### EXERCISE DIRECTIONS
Which lines in the records below contain the word "name"? Copy each of them.

[Items from a figure collection]
========

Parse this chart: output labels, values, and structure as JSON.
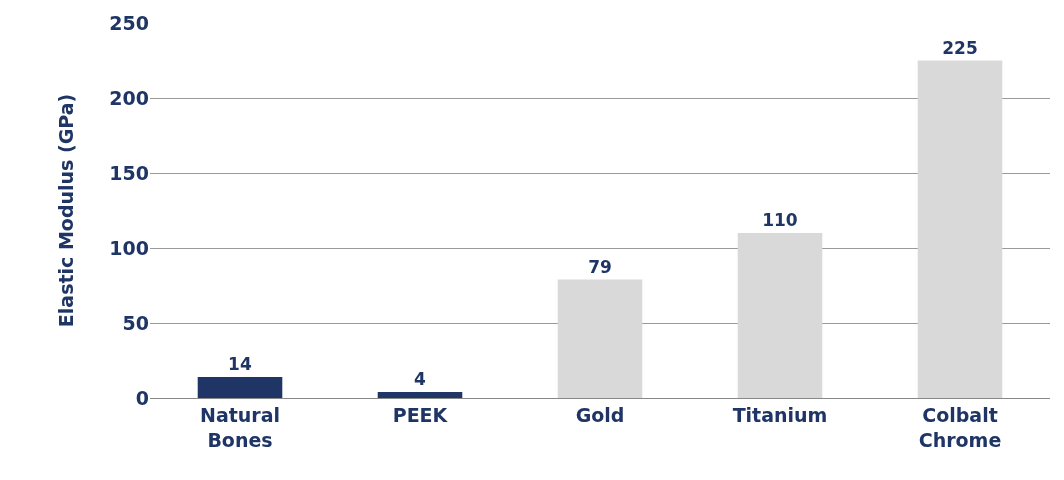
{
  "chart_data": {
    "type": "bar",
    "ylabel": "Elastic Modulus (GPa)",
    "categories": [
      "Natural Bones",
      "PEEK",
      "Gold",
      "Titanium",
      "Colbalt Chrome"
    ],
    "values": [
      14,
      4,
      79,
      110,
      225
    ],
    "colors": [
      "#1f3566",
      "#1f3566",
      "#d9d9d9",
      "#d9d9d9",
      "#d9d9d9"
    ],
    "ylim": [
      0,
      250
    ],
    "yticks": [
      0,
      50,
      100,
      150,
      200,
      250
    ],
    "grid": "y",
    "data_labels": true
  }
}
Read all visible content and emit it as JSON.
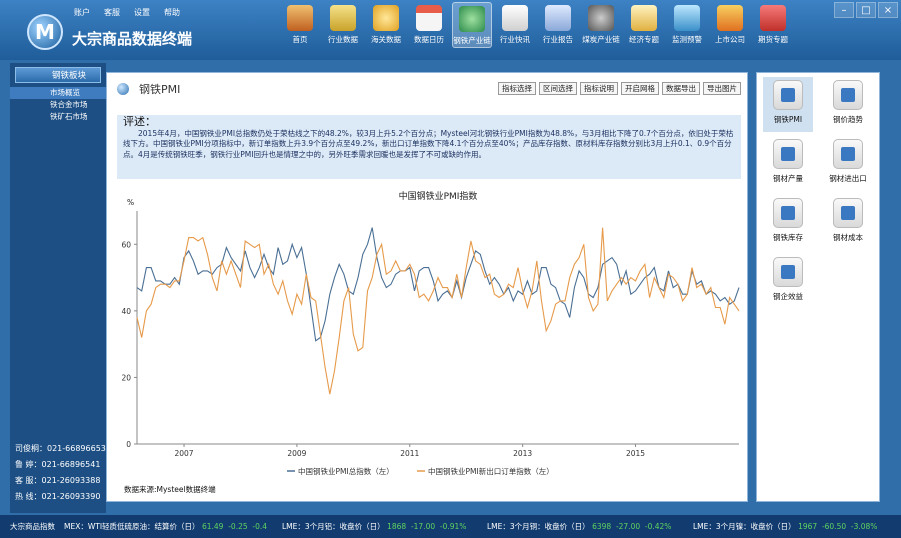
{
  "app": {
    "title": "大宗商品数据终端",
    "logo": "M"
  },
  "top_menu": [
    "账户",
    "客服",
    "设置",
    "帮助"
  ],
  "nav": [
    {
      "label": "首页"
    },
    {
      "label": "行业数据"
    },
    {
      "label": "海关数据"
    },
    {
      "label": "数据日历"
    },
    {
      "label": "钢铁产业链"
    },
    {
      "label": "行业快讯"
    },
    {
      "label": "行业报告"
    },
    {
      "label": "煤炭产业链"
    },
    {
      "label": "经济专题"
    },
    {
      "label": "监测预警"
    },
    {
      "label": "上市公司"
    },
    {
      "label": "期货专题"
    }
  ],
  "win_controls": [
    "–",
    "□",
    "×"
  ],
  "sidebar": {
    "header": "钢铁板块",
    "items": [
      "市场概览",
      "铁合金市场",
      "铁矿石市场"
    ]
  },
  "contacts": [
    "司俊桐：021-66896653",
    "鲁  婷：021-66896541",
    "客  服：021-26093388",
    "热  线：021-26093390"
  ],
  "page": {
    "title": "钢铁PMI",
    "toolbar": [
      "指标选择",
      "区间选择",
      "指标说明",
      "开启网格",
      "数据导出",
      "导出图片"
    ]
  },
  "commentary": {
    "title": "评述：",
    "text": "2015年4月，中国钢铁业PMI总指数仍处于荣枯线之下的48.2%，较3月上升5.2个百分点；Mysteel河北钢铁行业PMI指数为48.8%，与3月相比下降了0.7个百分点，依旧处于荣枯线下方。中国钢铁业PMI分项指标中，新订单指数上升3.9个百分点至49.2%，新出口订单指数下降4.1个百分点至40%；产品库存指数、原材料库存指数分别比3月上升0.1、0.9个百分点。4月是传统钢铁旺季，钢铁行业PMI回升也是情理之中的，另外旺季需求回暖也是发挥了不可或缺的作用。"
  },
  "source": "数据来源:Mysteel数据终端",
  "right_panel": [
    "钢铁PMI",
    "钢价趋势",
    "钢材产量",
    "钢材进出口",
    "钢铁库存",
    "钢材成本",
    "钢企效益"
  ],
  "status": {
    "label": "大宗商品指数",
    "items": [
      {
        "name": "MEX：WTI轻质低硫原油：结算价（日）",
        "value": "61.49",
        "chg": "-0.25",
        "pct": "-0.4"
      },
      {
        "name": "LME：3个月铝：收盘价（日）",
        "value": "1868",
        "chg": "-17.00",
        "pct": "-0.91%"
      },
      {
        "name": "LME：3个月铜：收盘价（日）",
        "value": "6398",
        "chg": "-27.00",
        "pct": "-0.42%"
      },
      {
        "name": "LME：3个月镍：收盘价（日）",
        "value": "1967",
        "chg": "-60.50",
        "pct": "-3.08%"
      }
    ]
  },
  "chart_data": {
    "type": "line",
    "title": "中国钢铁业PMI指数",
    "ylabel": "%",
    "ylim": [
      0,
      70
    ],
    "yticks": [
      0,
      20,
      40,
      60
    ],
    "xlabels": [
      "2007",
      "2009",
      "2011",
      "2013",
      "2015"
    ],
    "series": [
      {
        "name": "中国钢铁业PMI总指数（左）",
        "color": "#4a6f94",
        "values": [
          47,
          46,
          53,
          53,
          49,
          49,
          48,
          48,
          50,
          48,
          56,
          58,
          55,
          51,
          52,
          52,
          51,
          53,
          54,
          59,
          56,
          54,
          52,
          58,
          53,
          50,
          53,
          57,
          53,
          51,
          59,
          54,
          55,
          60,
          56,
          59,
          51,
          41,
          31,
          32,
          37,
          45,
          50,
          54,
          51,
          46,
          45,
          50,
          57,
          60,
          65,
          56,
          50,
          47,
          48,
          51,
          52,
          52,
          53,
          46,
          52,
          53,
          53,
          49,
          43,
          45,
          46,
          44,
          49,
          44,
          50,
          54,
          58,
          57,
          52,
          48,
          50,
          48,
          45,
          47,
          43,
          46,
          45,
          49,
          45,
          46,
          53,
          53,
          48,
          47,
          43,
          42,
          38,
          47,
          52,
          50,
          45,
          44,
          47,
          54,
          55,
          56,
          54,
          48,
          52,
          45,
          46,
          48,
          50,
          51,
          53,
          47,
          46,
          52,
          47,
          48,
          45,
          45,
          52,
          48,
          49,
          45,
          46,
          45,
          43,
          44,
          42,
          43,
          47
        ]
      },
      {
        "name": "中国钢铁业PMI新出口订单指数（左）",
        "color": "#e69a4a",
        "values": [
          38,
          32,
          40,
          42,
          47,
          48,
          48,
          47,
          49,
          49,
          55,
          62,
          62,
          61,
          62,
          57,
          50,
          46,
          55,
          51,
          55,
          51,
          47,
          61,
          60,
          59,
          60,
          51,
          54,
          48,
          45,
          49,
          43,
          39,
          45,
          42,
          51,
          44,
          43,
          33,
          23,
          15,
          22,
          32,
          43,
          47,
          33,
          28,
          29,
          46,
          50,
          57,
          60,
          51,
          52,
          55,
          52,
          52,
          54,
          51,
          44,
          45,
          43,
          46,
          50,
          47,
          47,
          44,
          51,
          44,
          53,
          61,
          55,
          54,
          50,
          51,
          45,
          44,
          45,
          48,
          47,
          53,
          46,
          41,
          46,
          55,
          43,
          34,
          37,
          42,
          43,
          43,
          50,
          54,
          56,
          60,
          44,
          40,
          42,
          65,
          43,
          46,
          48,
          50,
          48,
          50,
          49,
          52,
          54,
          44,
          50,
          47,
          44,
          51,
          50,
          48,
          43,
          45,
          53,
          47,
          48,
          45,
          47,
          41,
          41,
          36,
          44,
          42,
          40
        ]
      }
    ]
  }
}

========

### ANSWER TO THIS TASK
        "name": "MEX：WTI轻质低硫原油：结算价（日）",
        "name": "LME：3个月铝：收盘价（日）",
        "name": "LME：3个月铜：收盘价（日）",
        "name": "LME：3个月镍：收盘价（日）",
        "name": "中国钢铁业PMI总指数（左）",
        "name": "中国钢铁业PMI新出口订单指数（左）",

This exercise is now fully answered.